* start Data shown *
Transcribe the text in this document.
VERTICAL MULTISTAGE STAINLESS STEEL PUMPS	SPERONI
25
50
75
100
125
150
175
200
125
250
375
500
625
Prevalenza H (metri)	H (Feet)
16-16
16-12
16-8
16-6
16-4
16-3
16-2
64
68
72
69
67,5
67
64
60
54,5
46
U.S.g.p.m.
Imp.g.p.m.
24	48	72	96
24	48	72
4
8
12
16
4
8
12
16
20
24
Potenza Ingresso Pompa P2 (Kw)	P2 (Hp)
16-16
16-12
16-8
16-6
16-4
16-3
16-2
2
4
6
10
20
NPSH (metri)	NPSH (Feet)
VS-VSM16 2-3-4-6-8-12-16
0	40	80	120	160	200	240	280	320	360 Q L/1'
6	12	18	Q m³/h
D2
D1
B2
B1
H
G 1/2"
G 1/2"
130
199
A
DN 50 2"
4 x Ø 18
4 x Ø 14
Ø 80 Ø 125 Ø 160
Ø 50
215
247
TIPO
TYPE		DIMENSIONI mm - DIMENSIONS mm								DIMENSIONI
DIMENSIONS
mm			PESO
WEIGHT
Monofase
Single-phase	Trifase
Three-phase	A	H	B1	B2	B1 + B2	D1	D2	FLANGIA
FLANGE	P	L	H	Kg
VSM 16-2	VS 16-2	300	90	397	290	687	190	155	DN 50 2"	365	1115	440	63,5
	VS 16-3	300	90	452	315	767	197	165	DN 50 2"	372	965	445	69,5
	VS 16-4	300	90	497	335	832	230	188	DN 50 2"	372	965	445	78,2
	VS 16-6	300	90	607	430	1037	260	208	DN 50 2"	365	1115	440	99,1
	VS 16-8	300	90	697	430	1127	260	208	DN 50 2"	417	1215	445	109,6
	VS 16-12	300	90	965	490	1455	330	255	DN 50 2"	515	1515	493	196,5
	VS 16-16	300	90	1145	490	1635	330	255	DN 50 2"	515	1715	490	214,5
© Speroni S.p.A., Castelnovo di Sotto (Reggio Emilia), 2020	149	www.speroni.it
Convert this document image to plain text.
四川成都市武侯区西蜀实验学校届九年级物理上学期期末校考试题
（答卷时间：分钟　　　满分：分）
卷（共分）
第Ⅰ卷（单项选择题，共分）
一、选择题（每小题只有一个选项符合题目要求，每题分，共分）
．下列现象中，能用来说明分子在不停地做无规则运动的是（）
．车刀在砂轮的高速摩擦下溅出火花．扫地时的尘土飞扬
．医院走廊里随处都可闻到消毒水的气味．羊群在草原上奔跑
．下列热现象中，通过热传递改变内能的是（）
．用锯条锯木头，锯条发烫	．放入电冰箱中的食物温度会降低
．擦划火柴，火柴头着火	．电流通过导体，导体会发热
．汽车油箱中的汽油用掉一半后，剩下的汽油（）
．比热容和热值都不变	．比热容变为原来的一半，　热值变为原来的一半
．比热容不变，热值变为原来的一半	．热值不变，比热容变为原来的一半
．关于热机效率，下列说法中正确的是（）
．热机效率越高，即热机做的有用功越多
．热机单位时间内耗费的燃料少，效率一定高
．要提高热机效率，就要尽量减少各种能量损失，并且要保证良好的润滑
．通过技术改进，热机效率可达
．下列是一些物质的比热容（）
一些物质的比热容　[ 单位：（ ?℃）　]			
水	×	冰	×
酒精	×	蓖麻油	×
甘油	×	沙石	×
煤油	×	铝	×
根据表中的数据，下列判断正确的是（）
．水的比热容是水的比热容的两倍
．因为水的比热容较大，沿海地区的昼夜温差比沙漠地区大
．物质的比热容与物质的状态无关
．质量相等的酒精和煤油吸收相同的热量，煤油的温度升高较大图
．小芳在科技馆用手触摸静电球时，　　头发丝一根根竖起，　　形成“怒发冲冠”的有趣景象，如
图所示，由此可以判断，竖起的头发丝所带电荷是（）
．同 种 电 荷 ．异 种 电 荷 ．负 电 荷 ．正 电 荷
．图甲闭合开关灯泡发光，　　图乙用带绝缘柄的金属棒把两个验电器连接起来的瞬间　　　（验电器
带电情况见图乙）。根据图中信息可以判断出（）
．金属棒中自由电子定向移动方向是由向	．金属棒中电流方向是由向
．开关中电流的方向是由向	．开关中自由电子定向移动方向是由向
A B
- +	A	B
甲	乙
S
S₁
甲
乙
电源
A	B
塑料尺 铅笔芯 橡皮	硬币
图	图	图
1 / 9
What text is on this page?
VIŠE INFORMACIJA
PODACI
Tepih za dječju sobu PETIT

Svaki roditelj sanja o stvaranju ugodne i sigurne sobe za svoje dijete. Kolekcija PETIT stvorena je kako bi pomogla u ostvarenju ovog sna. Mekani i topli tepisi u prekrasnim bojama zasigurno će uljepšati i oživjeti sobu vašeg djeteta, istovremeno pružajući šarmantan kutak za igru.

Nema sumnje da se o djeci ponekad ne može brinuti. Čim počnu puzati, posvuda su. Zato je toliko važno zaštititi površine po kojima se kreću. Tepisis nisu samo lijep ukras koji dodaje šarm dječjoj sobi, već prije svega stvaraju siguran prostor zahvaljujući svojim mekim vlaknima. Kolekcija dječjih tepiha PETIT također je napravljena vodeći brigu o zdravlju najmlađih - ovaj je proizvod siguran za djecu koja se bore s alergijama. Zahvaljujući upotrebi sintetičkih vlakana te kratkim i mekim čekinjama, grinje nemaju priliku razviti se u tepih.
* end Data shown *
[Task] Send back all of the entries exactly, with nothing missing.

[Solution]
Transcribe the text in this document.
VERTICAL MULTISTAGE STAINLESS STEEL PUMPS	SPERONI
25
50
75
100
125
150
175
200
125
250
375
500
625
Prevalenza H (metri)	H (Feet)
16-16
16-12
16-8
16-6
16-4
16-3
16-2
64
68
72
69
67,5
67
64
60
54,5
46
U.S.g.p.m.
Imp.g.p.m.
24	48	72	96
24	48	72
4
8
12
16
4
8
12
16
20
24
Potenza Ingresso Pompa P2 (Kw)	P2 (Hp)
16-16
16-12
16-8
16-6
16-4
16-3
16-2
2
4
6
10
20
NPSH (metri)	NPSH (Feet)
VS-VSM16 2-3-4-6-8-12-16
0	40	80	120	160	200	240	280	320	360 Q L/1'
6	12	18	Q m³/h
D2
D1
B2
B1
H
G 1/2"
G 1/2"
130
199
A
DN 50 2"
4 x Ø 18
4 x Ø 14
Ø 80 Ø 125 Ø 160
Ø 50
215
247
TIPO
TYPE		DIMENSIONI mm - DIMENSIONS mm								DIMENSIONI
DIMENSIONS
mm			PESO
WEIGHT
Monofase
Single-phase	Trifase
Three-phase	A	H	B1	B2	B1 + B2	D1	D2	FLANGIA
FLANGE	P	L	H	Kg
VSM 16-2	VS 16-2	300	90	397	290	687	190	155	DN 50 2"	365	1115	440	63,5
	VS 16-3	300	90	452	315	767	197	165	DN 50 2"	372	965	445	69,5
	VS 16-4	300	90	497	335	832	230	188	DN 50 2"	372	965	445	78,2
	VS 16-6	300	90	607	430	1037	260	208	DN 50 2"	365	1115	440	99,1
	VS 16-8	300	90	697	430	1127	260	208	DN 50 2"	417	1215	445	109,6
	VS 16-12	300	90	965	490	1455	330	255	DN 50 2"	515	1515	493	196,5
	VS 16-16	300	90	1145	490	1635	330	255	DN 50 2"	515	1715	490	214,5
© Speroni S.p.A., Castelnovo di Sotto (Reggio Emilia), 2020	149	www.speroni.it
Convert this document image to plain text.
四川成都市武侯区西蜀实验学校届九年级物理上学期期末校考试题
（答卷时间：分钟　　　满分：分）
卷（共分）
第Ⅰ卷（单项选择题，共分）
一、选择题（每小题只有一个选项符合题目要求，每题分，共分）
．下列现象中，能用来说明分子在不停地做无规则运动的是（）
．车刀在砂轮的高速摩擦下溅出火花．扫地时的尘土飞扬
．医院走廊里随处都可闻到消毒水的气味．羊群在草原上奔跑
．下列热现象中，通过热传递改变内能的是（）
．用锯条锯木头，锯条发烫	．放入电冰箱中的食物温度会降低
．擦划火柴，火柴头着火	．电流通过导体，导体会发热
．汽车油箱中的汽油用掉一半后，剩下的汽油（）
．比热容和热值都不变	．比热容变为原来的一半，　热值变为原来的一半
．比热容不变，热值变为原来的一半	．热值不变，比热容变为原来的一半
．关于热机效率，下列说法中正确的是（）
．热机效率越高，即热机做的有用功越多
．热机单位时间内耗费的燃料少，效率一定高
．要提高热机效率，就要尽量减少各种能量损失，并且要保证良好的润滑
．通过技术改进，热机效率可达
．下列是一些物质的比热容（）
一些物质的比热容　[ 单位：（ ?℃）　]			
水	×	冰	×
酒精	×	蓖麻油	×
甘油	×	沙石	×
煤油	×	铝	×
根据表中的数据，下列判断正确的是（）
．水的比热容是水的比热容的两倍
．因为水的比热容较大，沿海地区的昼夜温差比沙漠地区大
．物质的比热容与物质的状态无关
．质量相等的酒精和煤油吸收相同的热量，煤油的温度升高较大图
．小芳在科技馆用手触摸静电球时，　　头发丝一根根竖起，　　形成“怒发冲冠”的有趣景象，如
图所示，由此可以判断，竖起的头发丝所带电荷是（）
．同 种 电 荷 ．异 种 电 荷 ．负 电 荷 ．正 电 荷
．图甲闭合开关灯泡发光，　　图乙用带绝缘柄的金属棒把两个验电器连接起来的瞬间　　　（验电器
带电情况见图乙）。根据图中信息可以判断出（）
．金属棒中自由电子定向移动方向是由向	．金属棒中电流方向是由向
．开关中电流的方向是由向	．开关中自由电子定向移动方向是由向
A B
- +	A	B
甲	乙
S
S₁
甲
乙
电源
A	B
塑料尺 铅笔芯 橡皮	硬币
图	图	图
1 / 9
What text is on this page?
VIŠE INFORMACIJA
PODACI
Tepih za dječju sobu PETIT

Svaki roditelj sanja o stvaranju ugodne i sigurne sobe za svoje dijete. Kolekcija PETIT stvorena je kako bi pomogla u ostvarenju ovog sna. Mekani i topli tepisi u prekrasnim bojama zasigurno će uljepšati i oživjeti sobu vašeg djeteta, istovremeno pružajući šarmantan kutak za igru.

Nema sumnje da se o djeci ponekad ne može brinuti. Čim počnu puzati, posvuda su. Zato je toliko važno zaštititi površine po kojima se kreću. Tepisis nisu samo lijep ukras koji dodaje šarm dječjoj sobi, već prije svega stvaraju siguran prostor zahvaljujući svojim mekim vlaknima. Kolekcija dječjih tepiha PETIT također je napravljena vodeći brigu o zdravlju najmlađih - ovaj je proizvod siguran za djecu koja se bore s alergijama. Zahvaljujući upotrebi sintetičkih vlakana te kratkim i mekim čekinjama, grinje nemaju priliku razviti se u tepih.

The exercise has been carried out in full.